[Data excerpts]

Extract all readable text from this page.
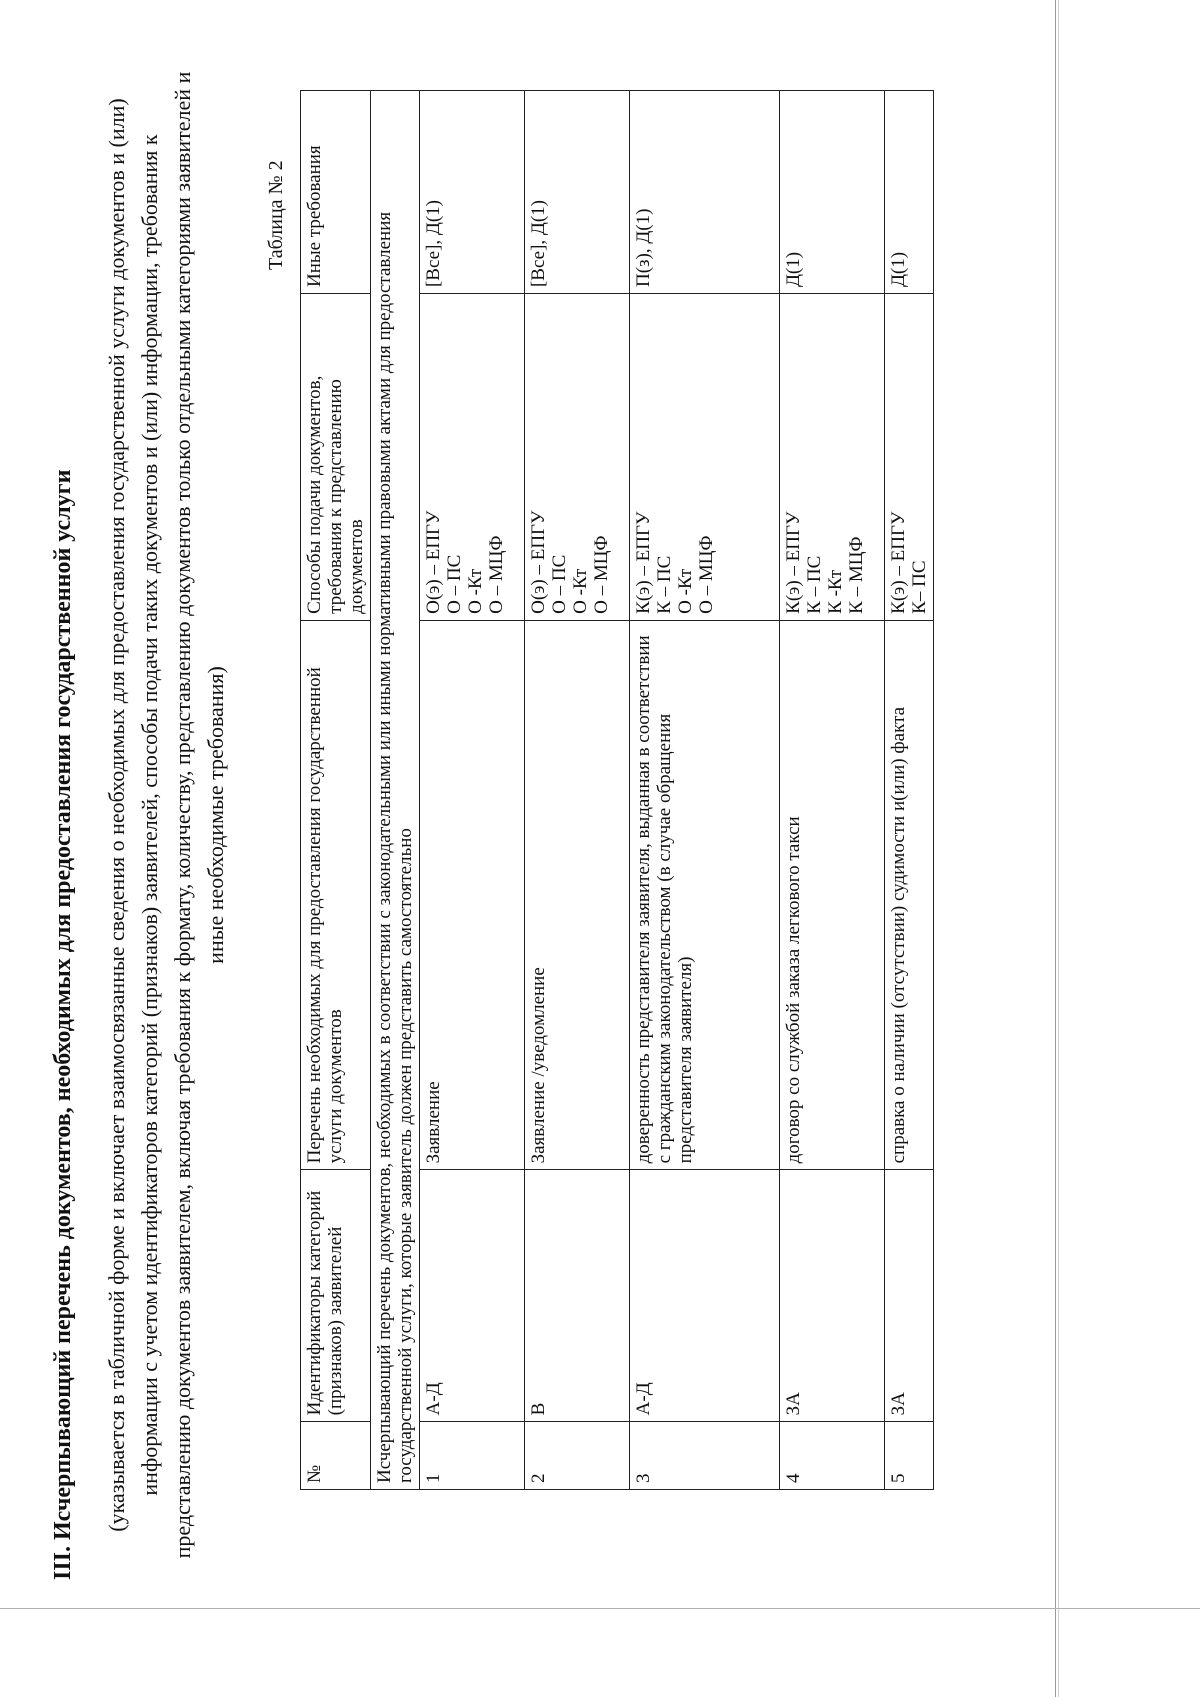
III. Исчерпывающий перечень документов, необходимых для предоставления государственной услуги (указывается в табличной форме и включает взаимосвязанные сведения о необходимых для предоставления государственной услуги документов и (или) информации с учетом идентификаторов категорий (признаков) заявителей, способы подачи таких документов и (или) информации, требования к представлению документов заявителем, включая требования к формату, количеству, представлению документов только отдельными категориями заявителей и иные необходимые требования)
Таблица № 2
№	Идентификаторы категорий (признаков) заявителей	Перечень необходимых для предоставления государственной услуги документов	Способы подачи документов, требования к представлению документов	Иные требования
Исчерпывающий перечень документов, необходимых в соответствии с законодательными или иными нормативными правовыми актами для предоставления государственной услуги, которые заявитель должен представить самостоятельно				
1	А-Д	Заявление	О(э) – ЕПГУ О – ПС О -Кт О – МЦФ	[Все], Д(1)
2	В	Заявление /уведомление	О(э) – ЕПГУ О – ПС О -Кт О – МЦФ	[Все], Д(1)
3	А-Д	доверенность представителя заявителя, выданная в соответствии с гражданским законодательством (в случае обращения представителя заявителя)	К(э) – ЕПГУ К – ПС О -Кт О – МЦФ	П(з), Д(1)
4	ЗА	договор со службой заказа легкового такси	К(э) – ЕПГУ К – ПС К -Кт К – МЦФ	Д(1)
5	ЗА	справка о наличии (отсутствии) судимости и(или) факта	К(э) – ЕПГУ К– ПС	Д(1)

# Goal
Repeat the data above exactly, but not the pictures.

# Exercise result
Extract all readable text from this page.
III. Исчерпывающий перечень документов, необходимых для предоставления государственной услуги (указывается в табличной форме и включает взаимосвязанные сведения о необходимых для предоставления государственной услуги документов и (или) информации с учетом идентификаторов категорий (признаков) заявителей, способы подачи таких документов и (или) информации, требования к представлению документов заявителем, включая требования к формату, количеству, представлению документов только отдельными категориями заявителей и иные необходимые требования)
Таблица № 2
№	Идентификаторы категорий (признаков) заявителей	Перечень необходимых для предоставления государственной услуги документов	Способы подачи документов, требования к представлению документов	Иные требования
Исчерпывающий перечень документов, необходимых в соответствии с законодательными или иными нормативными правовыми актами для предоставления государственной услуги, которые заявитель должен представить самостоятельно				
1	А-Д	Заявление	О(э) – ЕПГУ О – ПС О -Кт О – МЦФ	[Все], Д(1)
2	В	Заявление /уведомление	О(э) – ЕПГУ О – ПС О -Кт О – МЦФ	[Все], Д(1)
3	А-Д	доверенность представителя заявителя, выданная в соответствии с гражданским законодательством (в случае обращения представителя заявителя)	К(э) – ЕПГУ К – ПС О -Кт О – МЦФ	П(з), Д(1)
4	ЗА	договор со службой заказа легкового такси	К(э) – ЕПГУ К – ПС К -Кт К – МЦФ	Д(1)
5	ЗА	справка о наличии (отсутствии) судимости и(или) факта	К(э) – ЕПГУ К– ПС	Д(1)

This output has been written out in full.